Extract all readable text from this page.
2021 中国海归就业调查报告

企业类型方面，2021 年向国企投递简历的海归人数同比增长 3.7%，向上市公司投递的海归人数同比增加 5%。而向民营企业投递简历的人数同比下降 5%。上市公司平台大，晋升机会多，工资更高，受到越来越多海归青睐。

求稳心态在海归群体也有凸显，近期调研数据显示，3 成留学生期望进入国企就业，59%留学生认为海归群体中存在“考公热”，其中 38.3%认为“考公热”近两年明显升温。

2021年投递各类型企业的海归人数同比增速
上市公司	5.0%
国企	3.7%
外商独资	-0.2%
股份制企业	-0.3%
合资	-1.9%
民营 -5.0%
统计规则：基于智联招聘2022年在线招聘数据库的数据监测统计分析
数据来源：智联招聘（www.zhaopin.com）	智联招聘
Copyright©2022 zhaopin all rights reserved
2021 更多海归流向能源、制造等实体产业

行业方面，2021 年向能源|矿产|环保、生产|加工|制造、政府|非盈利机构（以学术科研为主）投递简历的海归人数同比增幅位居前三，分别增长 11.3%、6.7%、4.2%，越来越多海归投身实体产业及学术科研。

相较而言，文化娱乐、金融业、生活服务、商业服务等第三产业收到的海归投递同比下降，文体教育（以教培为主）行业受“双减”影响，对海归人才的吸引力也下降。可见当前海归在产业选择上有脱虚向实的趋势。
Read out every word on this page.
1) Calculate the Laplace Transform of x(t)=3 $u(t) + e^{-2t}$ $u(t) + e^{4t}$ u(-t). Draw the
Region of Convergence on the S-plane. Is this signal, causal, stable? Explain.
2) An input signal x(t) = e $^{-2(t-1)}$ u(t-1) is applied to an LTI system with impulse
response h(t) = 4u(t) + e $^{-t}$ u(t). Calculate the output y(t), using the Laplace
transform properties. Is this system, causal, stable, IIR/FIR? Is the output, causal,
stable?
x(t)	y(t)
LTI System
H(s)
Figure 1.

• The task: Identify every line above that includes the word "Laplace", and show those lines.

• The completed task:
1) Calculate the Laplace Transform of x(t)=3 $u(t) + e^{-2t}$ $u(t) + e^{4t}$ u(-t). Draw the
response h(t) = 4u(t) + e $^{-t}$ u(t). Calculate the output y(t), using the Laplace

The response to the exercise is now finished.